### Exercise directions
From the first entry to the last, copy each one exactly.

(Dataset listings of figures)
=-=-=-=-=

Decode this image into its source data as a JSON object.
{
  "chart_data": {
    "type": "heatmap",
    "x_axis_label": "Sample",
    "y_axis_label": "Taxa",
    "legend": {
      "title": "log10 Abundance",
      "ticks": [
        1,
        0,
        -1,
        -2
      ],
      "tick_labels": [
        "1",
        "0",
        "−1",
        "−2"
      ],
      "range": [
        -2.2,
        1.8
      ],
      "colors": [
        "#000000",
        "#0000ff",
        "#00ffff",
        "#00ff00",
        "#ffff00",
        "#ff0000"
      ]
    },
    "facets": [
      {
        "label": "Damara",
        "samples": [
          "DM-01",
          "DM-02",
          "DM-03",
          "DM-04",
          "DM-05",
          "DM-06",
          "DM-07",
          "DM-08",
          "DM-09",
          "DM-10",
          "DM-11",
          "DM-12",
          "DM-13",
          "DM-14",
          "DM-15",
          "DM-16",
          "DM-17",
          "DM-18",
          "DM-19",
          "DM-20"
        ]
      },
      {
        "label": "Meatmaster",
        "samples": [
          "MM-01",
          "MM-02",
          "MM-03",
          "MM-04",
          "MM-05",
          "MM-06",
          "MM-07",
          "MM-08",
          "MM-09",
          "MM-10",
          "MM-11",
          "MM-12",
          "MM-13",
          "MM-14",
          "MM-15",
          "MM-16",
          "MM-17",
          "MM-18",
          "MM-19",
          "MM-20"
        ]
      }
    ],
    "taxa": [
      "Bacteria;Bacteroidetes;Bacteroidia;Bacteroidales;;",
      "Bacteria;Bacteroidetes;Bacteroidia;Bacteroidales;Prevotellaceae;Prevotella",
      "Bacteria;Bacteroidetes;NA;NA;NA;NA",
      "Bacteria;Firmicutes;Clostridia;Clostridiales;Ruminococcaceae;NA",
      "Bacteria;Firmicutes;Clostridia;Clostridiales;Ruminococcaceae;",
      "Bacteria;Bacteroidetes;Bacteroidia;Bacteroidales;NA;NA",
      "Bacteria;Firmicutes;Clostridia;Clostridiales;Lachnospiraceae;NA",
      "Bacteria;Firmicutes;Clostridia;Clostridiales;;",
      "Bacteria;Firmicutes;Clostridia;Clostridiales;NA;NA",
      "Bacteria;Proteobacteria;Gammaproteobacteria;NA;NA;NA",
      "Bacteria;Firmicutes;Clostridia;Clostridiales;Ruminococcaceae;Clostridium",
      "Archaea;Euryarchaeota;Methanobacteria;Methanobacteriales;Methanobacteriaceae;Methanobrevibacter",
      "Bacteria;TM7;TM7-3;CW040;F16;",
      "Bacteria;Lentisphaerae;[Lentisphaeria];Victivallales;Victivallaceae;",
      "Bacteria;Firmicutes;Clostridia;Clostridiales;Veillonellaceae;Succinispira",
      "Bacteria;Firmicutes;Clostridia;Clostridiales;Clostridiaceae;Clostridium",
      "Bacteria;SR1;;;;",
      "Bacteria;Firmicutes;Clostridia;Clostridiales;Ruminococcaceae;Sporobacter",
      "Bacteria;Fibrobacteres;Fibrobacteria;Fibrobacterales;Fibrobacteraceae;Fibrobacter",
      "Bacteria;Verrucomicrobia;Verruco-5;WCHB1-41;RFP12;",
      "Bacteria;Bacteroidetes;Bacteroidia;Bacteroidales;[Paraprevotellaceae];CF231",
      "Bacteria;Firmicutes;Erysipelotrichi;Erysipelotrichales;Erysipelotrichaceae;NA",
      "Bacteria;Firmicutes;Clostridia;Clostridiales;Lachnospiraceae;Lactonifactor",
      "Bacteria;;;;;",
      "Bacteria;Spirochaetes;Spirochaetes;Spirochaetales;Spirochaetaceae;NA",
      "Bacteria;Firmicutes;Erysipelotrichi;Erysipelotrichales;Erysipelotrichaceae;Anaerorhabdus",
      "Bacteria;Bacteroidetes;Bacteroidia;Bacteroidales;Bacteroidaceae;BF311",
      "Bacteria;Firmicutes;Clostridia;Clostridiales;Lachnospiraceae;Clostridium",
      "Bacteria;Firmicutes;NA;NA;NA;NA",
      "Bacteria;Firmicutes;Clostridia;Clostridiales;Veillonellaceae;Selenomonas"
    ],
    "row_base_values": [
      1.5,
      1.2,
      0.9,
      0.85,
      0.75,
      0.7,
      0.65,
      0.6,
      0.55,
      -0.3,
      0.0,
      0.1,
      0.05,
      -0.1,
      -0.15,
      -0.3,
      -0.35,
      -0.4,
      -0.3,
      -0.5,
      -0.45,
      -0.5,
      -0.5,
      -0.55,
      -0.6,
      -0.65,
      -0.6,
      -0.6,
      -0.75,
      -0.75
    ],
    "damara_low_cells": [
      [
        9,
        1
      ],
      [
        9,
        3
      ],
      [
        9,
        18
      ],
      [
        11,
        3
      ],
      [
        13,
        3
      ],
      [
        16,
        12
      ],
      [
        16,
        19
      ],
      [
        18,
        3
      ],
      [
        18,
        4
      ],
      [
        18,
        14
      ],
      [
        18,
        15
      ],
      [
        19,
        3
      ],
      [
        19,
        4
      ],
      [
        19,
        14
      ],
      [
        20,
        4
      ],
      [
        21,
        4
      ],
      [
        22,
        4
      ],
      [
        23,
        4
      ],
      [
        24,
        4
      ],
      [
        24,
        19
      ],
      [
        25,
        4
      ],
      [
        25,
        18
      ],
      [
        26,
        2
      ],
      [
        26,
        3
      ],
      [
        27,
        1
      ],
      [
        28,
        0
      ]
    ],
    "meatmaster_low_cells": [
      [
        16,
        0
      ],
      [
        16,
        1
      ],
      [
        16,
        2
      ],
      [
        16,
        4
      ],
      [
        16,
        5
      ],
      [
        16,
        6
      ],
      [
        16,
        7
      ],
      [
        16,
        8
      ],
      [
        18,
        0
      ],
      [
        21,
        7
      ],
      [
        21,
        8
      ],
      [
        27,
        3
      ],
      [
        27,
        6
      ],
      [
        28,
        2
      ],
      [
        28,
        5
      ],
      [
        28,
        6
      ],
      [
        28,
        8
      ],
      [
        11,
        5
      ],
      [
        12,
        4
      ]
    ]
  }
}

=-=-=-=-=

### Result of the task
Decode this image into its source data as a JSON object.
{
  "chart_data": {
    "type": "heatmap",
    "x_axis_label": "Sample",
    "y_axis_label": "Taxa",
    "legend": {
      "title": "log10 Abundance",
      "ticks": [
        1,
        0,
        -1,
        -2
      ],
      "tick_labels": [
        "1",
        "0",
        "−1",
        "−2"
      ],
      "range": [
        -2.2,
        1.8
      ],
      "colors": [
        "#000000",
        "#0000ff",
        "#00ffff",
        "#00ff00",
        "#ffff00",
        "#ff0000"
      ]
    },
    "facets": [
      {
        "label": "Damara",
        "samples": [
          "DM-01",
          "DM-02",
          "DM-03",
          "DM-04",
          "DM-05",
          "DM-06",
          "DM-07",
          "DM-08",
          "DM-09",
          "DM-10",
          "DM-11",
          "DM-12",
          "DM-13",
          "DM-14",
          "DM-15",
          "DM-16",
          "DM-17",
          "DM-18",
          "DM-19",
          "DM-20"
        ]
      },
      {
        "label": "Meatmaster",
        "samples": [
          "MM-01",
          "MM-02",
          "MM-03",
          "MM-04",
          "MM-05",
          "MM-06",
          "MM-07",
          "MM-08",
          "MM-09",
          "MM-10",
          "MM-11",
          "MM-12",
          "MM-13",
          "MM-14",
          "MM-15",
          "MM-16",
          "MM-17",
          "MM-18",
          "MM-19",
          "MM-20"
        ]
      }
    ],
    "taxa": [
      "Bacteria;Bacteroidetes;Bacteroidia;Bacteroidales;;",
      "Bacteria;Bacteroidetes;Bacteroidia;Bacteroidales;Prevotellaceae;Prevotella",
      "Bacteria;Bacteroidetes;NA;NA;NA;NA",
      "Bacteria;Firmicutes;Clostridia;Clostridiales;Ruminococcaceae;NA",
      "Bacteria;Firmicutes;Clostridia;Clostridiales;Ruminococcaceae;",
      "Bacteria;Bacteroidetes;Bacteroidia;Bacteroidales;NA;NA",
      "Bacteria;Firmicutes;Clostridia;Clostridiales;Lachnospiraceae;NA",
      "Bacteria;Firmicutes;Clostridia;Clostridiales;;",
      "Bacteria;Firmicutes;Clostridia;Clostridiales;NA;NA",
      "Bacteria;Proteobacteria;Gammaproteobacteria;NA;NA;NA",
      "Bacteria;Firmicutes;Clostridia;Clostridiales;Ruminococcaceae;Clostridium",
      "Archaea;Euryarchaeota;Methanobacteria;Methanobacteriales;Methanobacteriaceae;Methanobrevibacter",
      "Bacteria;TM7;TM7-3;CW040;F16;",
      "Bacteria;Lentisphaerae;[Lentisphaeria];Victivallales;Victivallaceae;",
      "Bacteria;Firmicutes;Clostridia;Clostridiales;Veillonellaceae;Succinispira",
      "Bacteria;Firmicutes;Clostridia;Clostridiales;Clostridiaceae;Clostridium",
      "Bacteria;SR1;;;;",
      "Bacteria;Firmicutes;Clostridia;Clostridiales;Ruminococcaceae;Sporobacter",
      "Bacteria;Fibrobacteres;Fibrobacteria;Fibrobacterales;Fibrobacteraceae;Fibrobacter",
      "Bacteria;Verrucomicrobia;Verruco-5;WCHB1-41;RFP12;",
      "Bacteria;Bacteroidetes;Bacteroidia;Bacteroidales;[Paraprevotellaceae];CF231",
      "Bacteria;Firmicutes;Erysipelotrichi;Erysipelotrichales;Erysipelotrichaceae;NA",
      "Bacteria;Firmicutes;Clostridia;Clostridiales;Lachnospiraceae;Lactonifactor",
      "Bacteria;;;;;",
      "Bacteria;Spirochaetes;Spirochaetes;Spirochaetales;Spirochaetaceae;NA",
      "Bacteria;Firmicutes;Erysipelotrichi;Erysipelotrichales;Erysipelotrichaceae;Anaerorhabdus",
      "Bacteria;Bacteroidetes;Bacteroidia;Bacteroidales;Bacteroidaceae;BF311",
      "Bacteria;Firmicutes;Clostridia;Clostridiales;Lachnospiraceae;Clostridium",
      "Bacteria;Firmicutes;NA;NA;NA;NA",
      "Bacteria;Firmicutes;Clostridia;Clostridiales;Veillonellaceae;Selenomonas"
    ],
    "row_base_values": [
      1.5,
      1.2,
      0.9,
      0.85,
      0.75,
      0.7,
      0.65,
      0.6,
      0.55,
      -0.3,
      0.0,
      0.1,
      0.05,
      -0.1,
      -0.15,
      -0.3,
      -0.35,
      -0.4,
      -0.3,
      -0.5,
      -0.45,
      -0.5,
      -0.5,
      -0.55,
      -0.6,
      -0.65,
      -0.6,
      -0.6,
      -0.75,
      -0.75
    ],
    "damara_low_cells": [
      [
        9,
        1
      ],
      [
        9,
        3
      ],
      [
        9,
        18
      ],
      [
        11,
        3
      ],
      [
        13,
        3
      ],
      [
        16,
        12
      ],
      [
        16,
        19
      ],
      [
        18,
        3
      ],
      [
        18,
        4
      ],
      [
        18,
        14
      ],
      [
        18,
        15
      ],
      [
        19,
        3
      ],
      [
        19,
        4
      ],
      [
        19,
        14
      ],
      [
        20,
        4
      ],
      [
        21,
        4
      ],
      [
        22,
        4
      ],
      [
        23,
        4
      ],
      [
        24,
        4
      ],
      [
        24,
        19
      ],
      [
        25,
        4
      ],
      [
        25,
        18
      ],
      [
        26,
        2
      ],
      [
        26,
        3
      ],
      [
        27,
        1
      ],
      [
        28,
        0
      ]
    ],
    "meatmaster_low_cells": [
      [
        16,
        0
      ],
      [
        16,
        1
      ],
      [
        16,
        2
      ],
      [
        16,
        4
      ],
      [
        16,
        5
      ],
      [
        16,
        6
      ],
      [
        16,
        7
      ],
      [
        16,
        8
      ],
      [
        18,
        0
      ],
      [
        21,
        7
      ],
      [
        21,
        8
      ],
      [
        27,
        3
      ],
      [
        27,
        6
      ],
      [
        28,
        2
      ],
      [
        28,
        5
      ],
      [
        28,
        6
      ],
      [
        28,
        8
      ],
      [
        11,
        5
      ],
      [
        12,
        4
      ]
    ]
  }
}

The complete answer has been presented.